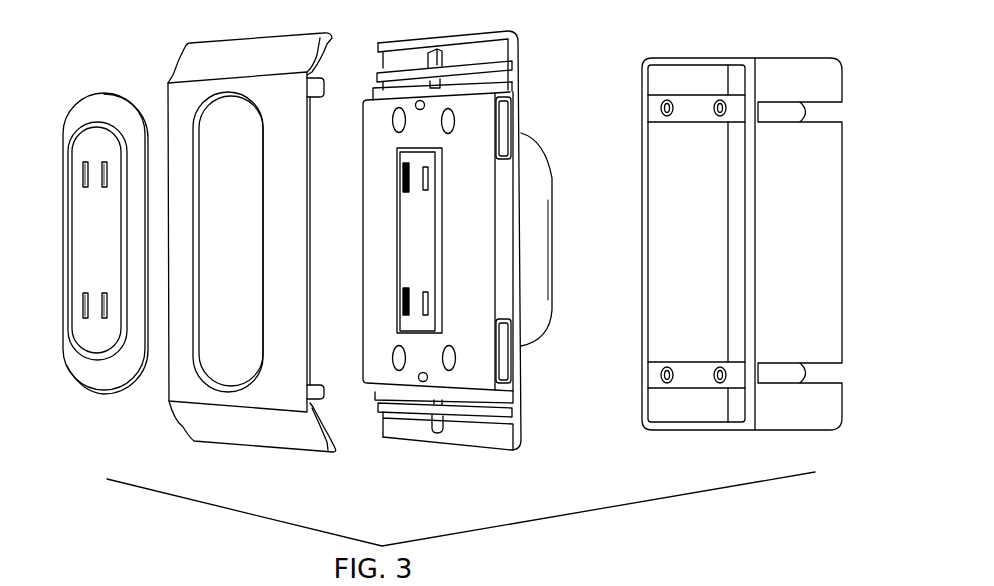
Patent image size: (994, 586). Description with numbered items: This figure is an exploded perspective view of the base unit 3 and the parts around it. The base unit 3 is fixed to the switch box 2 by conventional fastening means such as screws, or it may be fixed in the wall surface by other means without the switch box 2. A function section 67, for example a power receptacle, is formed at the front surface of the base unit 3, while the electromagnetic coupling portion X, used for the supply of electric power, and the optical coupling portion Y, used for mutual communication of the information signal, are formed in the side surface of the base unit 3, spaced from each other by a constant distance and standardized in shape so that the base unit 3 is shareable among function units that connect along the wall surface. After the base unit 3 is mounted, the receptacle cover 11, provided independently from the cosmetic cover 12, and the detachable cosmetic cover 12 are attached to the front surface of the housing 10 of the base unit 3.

The switch box 2 is at (783, 75).
The base unit 3 is at (519, 55).
The housing 10 is at (460, 225).
The receptacle cover 11 is at (112, 110).
The cosmetic cover 12 is at (200, 93).
The function section 67 is at (418, 237).
The electromagnetic coupling portion X is at (503, 131).
The optical coupling portion Y is at (504, 356).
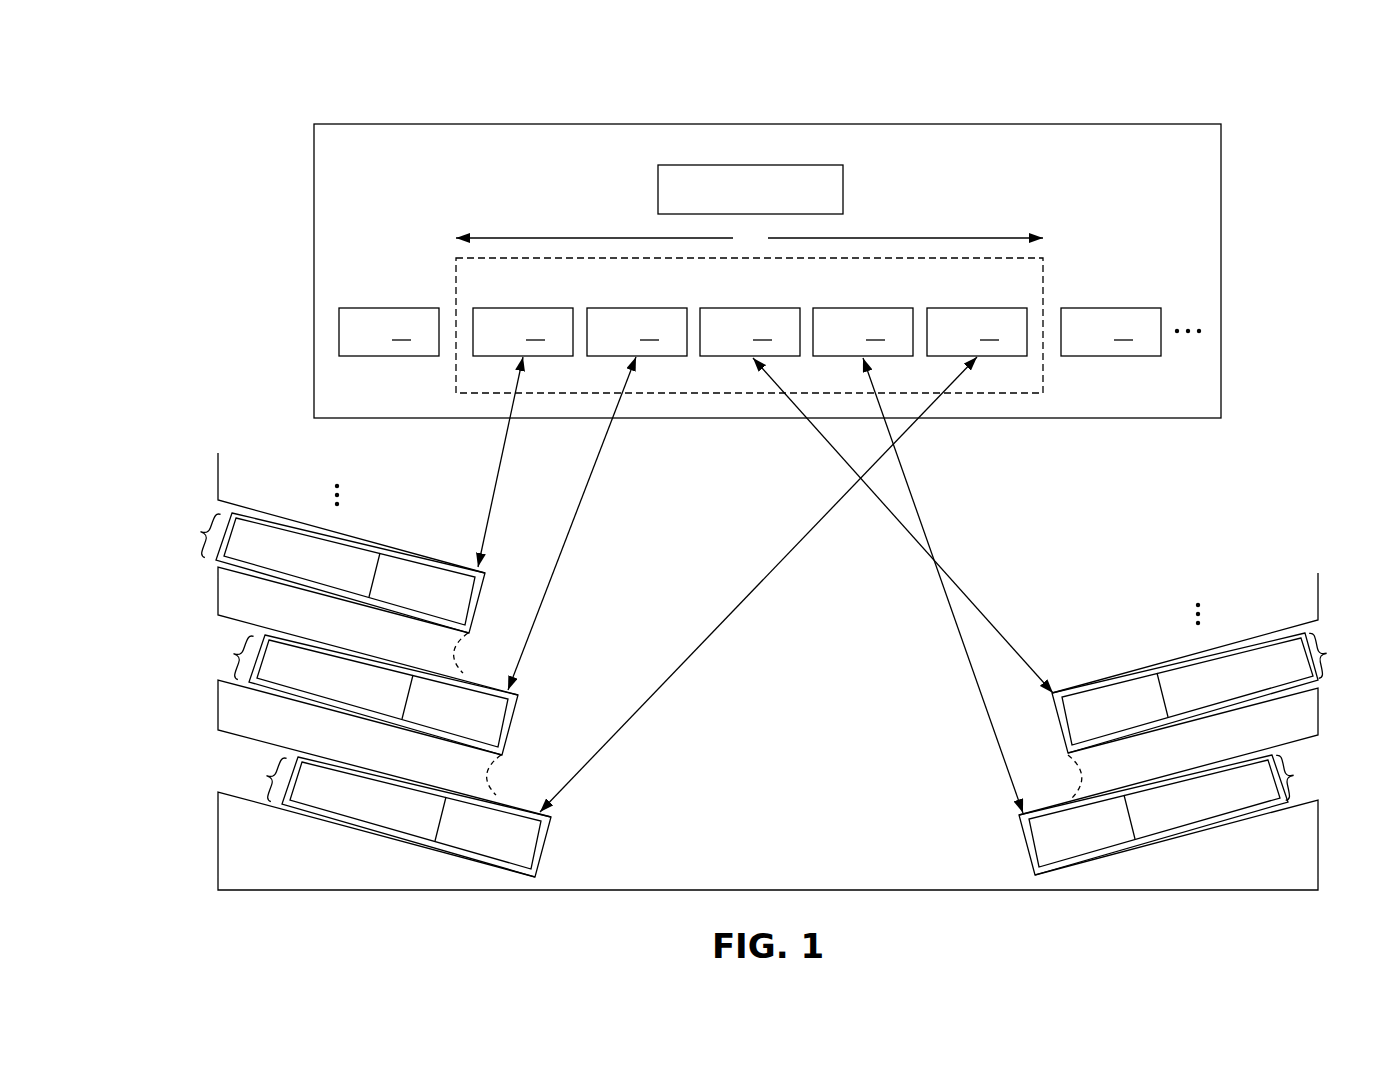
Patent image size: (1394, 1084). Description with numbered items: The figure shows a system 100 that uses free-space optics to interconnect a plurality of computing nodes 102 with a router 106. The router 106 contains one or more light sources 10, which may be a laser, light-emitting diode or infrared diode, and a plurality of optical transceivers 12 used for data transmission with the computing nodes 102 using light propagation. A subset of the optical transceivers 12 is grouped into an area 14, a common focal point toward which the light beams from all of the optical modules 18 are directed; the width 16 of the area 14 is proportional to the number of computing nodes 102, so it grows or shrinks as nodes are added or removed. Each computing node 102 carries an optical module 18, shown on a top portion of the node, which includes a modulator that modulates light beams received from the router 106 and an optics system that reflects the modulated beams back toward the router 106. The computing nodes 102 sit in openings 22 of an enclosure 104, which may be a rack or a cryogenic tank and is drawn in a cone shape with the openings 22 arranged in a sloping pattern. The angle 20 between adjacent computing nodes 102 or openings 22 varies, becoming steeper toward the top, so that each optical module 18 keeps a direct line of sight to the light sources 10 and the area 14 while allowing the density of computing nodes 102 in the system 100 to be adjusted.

The system 100 is at (1206, 80).
The router 106 is at (813, 152).
The light sources 10 is at (820, 198).
The width of the area 16 is at (749, 238).
The area 14 is at (781, 287).
The optical transceivers 12 is at (770, 332).
The computing nodes 102 is at (767, 695).
The optical modules 18 is at (768, 699).
The angle 20 is at (449, 653).
The openings 22 is at (201, 531).
The enclosure 104 is at (357, 892).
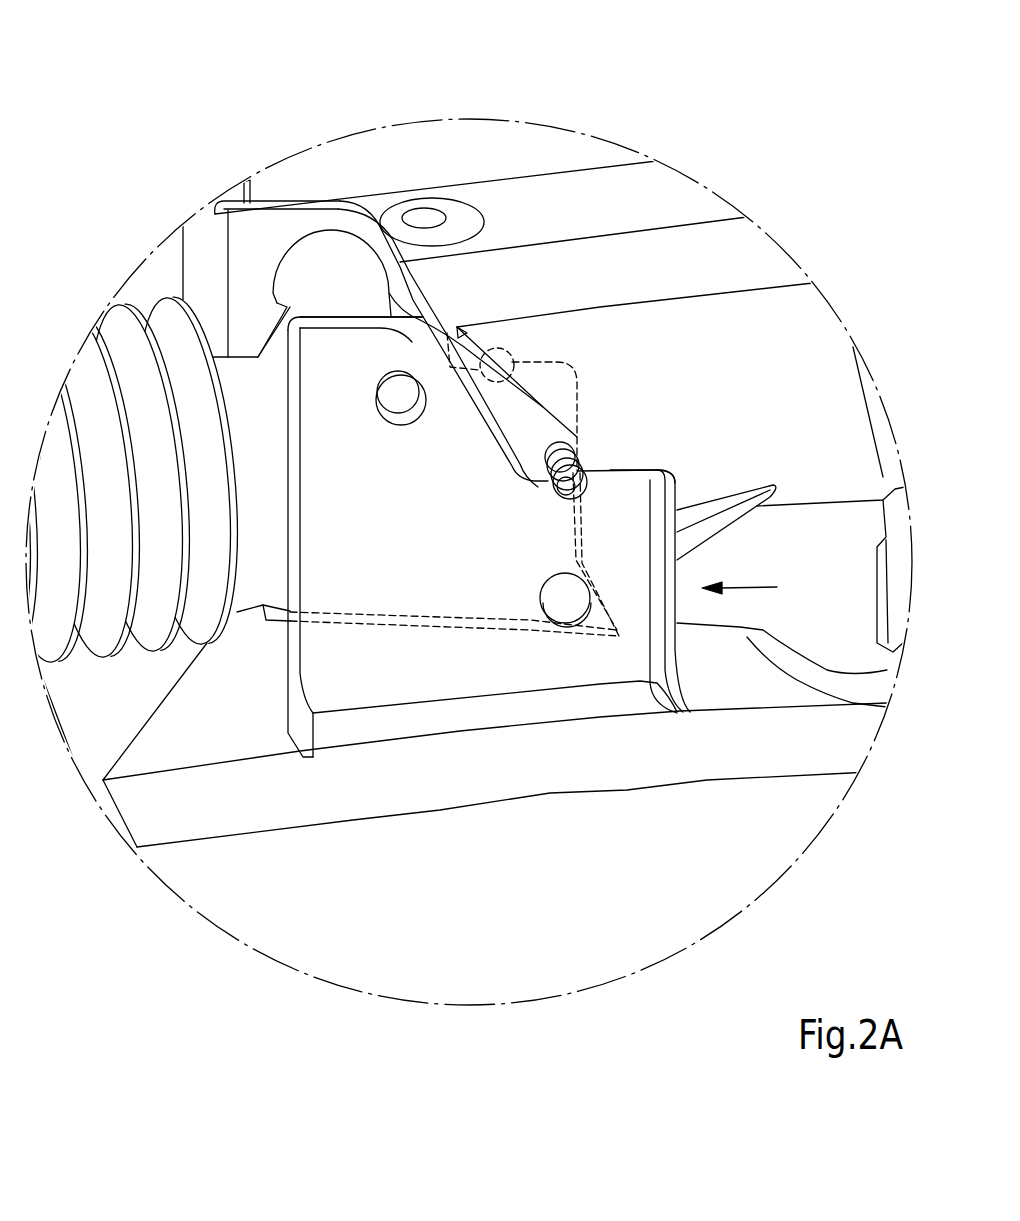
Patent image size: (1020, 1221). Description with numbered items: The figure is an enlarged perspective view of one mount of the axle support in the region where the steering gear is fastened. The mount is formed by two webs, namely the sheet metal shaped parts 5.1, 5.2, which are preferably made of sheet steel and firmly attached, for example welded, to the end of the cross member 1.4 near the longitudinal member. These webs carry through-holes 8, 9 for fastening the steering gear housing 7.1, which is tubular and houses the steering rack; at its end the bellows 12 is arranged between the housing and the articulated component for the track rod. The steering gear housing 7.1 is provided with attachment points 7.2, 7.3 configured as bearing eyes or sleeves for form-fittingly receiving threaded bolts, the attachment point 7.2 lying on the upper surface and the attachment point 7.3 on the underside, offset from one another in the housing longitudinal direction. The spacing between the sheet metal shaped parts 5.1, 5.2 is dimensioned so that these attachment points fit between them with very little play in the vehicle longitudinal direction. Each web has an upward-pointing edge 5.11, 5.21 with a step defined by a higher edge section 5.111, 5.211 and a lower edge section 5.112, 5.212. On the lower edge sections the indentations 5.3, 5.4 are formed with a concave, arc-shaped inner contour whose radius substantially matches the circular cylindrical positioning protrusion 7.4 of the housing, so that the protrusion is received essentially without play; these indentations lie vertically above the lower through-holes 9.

The cross member 1.4 is at (352, 953).
The sheet metal shaped part 5.1 is at (378, 670).
The upward-pointing edge 5.11 is at (657, 467).
The higher edge section 5.111 is at (367, 313).
The lower edge section 5.112 is at (613, 470).
The sheet metal shaped part 5.2 is at (253, 252).
The upward-pointing edge 5.21 is at (360, 205).
The higher edge section 5.211 is at (280, 200).
The lower edge section 5.212 is at (510, 352).
The indentation 5.3 is at (558, 481).
The indentation 5.4 is at (543, 410).
The steering gear housing 7.1 is at (830, 403).
The attachment point 7.2 is at (345, 260).
The attachment point 7.3 is at (759, 586).
The positioning protrusion 7.4 is at (567, 487).
The through-hole 8 is at (404, 392).
The through-hole 9 is at (563, 600).
The bellows 12 is at (125, 332).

+ + + + + + +

__THE EXERCISE__
Present every line of the entries above as a Markdown table with the columns Row and Line, numbering the rows in order and skipping blank lines. Leave out the pictures.

__CORRECT OUTPUT__
| Row | Line |
|---|---|
| 1 | Patent image size: (994, 586). Description with numbered items: This figure is an exploded perspective view of the base unit 3 and the parts around it. The base unit 3 is fixed to the switch box 2 by conventional fastening means such as screws, or it may be fixed in the wall surface by other means without the switch box 2. A function section 67, for example a power receptacle, is formed at the front surface of the base unit 3, while the electromagnetic coupling portion X, used for the supply of electric power, and the optical coupling portion Y, used for mutual communication of the information signal, are formed in the side surface of the base unit 3, spaced from each other by a constant distance and standardized in shape so that the base unit 3 is shareable among function units that connect along the wall surface. After the base unit 3 is mounted, the receptacle cover 11, provided independently from the cosmetic cover 12, and the detachable cosmetic cover 12 are attached to the front surface of the housing 10 of the base unit 3. |
| 2 | The switch box 2 is at (783, 75). |
| 3 | The base unit 3 is at (519, 55). |
| 4 | The housing 10 is at (460, 225). |
| 5 | The receptacle cover 11 is at (112, 110). |
| 6 | The cosmetic cover 12 is at (200, 93). |
| 7 | The function section 67 is at (418, 237). |
| 8 | The electromagnetic coupling portion X is at (503, 131). |
| 9 | The optical coupling portion Y is at (504, 356). |
| 10 | Patent image size: (1394, 1084). Description with numbered items: The figure shows a system 100 that uses free-space optics to interconnect a plurality of computing nodes 102 with a router 106. The router 106 contains one or more light sources 10, which may be a laser, light-emitting diode or infrared diode, and a plurality of optical transceivers 12 used for data transmission with the computing nodes 102 using light propagation. A subset of the optical transceivers 12 is grouped into an area 14, a common focal point toward which the light beams from all of the optical modules 18 are directed; the width 16 of the area 14 is proportional to the number of computing nodes 102, so it grows or shrinks as nodes are added or removed. Each computing node 102 carries an optical module 18, shown on a top portion of the node, which includes a modulator that modulates light beams received from the router 106 and an optics system that reflects the modulated beams back toward the router 106. The computing nodes 102 sit in openings 22 of an enclosure 104, which may be a rack or a cryogenic tank and is drawn in a cone shape with the openings 22 arranged in a sloping pattern. The angle 20 between adjacent computing nodes 102 or openings 22 varies, becoming steeper toward the top, so that each optical module 18 keeps a direct line of sight to the light sources 10 and the area 14 while allowing the density of computing nodes 102 in the system 100 to be adjusted. |
| 11 | The system 100 is at (1206, 80). |
| 12 | The router 106 is at (813, 152). |
| 13 | The light sources 10 is at (820, 198). |
| 14 | The width of the area 16 is at (749, 238). |
| 15 | The area 14 is at (781, 287). |
| 16 | The optical transceivers 12 is at (770, 332). |
| 17 | The computing nodes 102 is at (767, 695). |
| 18 | The optical modules 18 is at (768, 699). |
| 19 | The angle 20 is at (449, 653). |
| 20 | The openings 22 is at (201, 531). |
| 21 | The enclosure 104 is at (357, 892). |
| 22 | Patent image size: (1020, 1221). Description with numbered items: The figure is an enlarged perspective view of one mount of the axle support in the region where the steering gear is fastened. The mount is formed by two webs, namely the sheet metal shaped parts 5.1, 5.2, which are preferably made of sheet steel and firmly attached, for example welded, to the end of the cross member 1.4 near the longitudinal member. These webs carry through-holes 8, 9 for fastening the steering gear housing 7.1, which is tubular and houses the steering rack; at its end the bellows 12 is arranged between the housing and the articulated component for the track rod. The steering gear housing 7.1 is provided with attachment points 7.2, 7.3 configured as bearing eyes or sleeves for form-fittingly receiving threaded bolts, the attachment point 7.2 lying on the upper surface and the attachment point 7.3 on the underside, offset from one another in the housing longitudinal direction. The spacing between the sheet metal shaped parts 5.1, 5.2 is dimensioned so that these attachment points fit between them with very little play in the vehicle longitudinal direction. Each web has an upward-pointing edge 5.11, 5.21 with a step defined by a higher edge section 5.111, 5.211 and a lower edge section 5.112, 5.212. On the lower edge sections the indentations 5.3, 5.4 are formed with a concave, arc-shaped inner contour whose radius substantially matches the circular cylindrical positioning protrusion 7.4 of the housing, so that the protrusion is received essentially without play; these indentations lie vertically above the lower through-holes 9. |
| 23 | The cross member 1.4 is at (352, 953). |
| 24 | The sheet metal shaped part 5.1 is at (378, 670). |
| 25 | The upward-pointing edge 5.11 is at (657, 467). |
| 26 | The higher edge section 5.111 is at (367, 313). |
| 27 | The lower edge section 5.112 is at (613, 470). |
| 28 | The sheet metal shaped part 5.2 is at (253, 252). |
| 29 | The upward-pointing edge 5.21 is at (360, 205). |
| 30 | The higher edge section 5.211 is at (280, 200). |
| 31 | The lower edge section 5.212 is at (510, 352). |
| 32 | The indentation 5.3 is at (558, 481). |
| 33 | The indentation 5.4 is at (543, 410). |
| 34 | The steering gear housing 7.1 is at (830, 403). |
| 35 | The attachment point 7.2 is at (345, 260). |
| 36 | The attachment point 7.3 is at (759, 586). |
| 37 | The positioning protrusion 7.4 is at (567, 487). |
| 38 | The through-hole 8 is at (404, 392). |
| 39 | The through-hole 9 is at (563, 600). |
| 40 | The bellows 12 is at (125, 332). |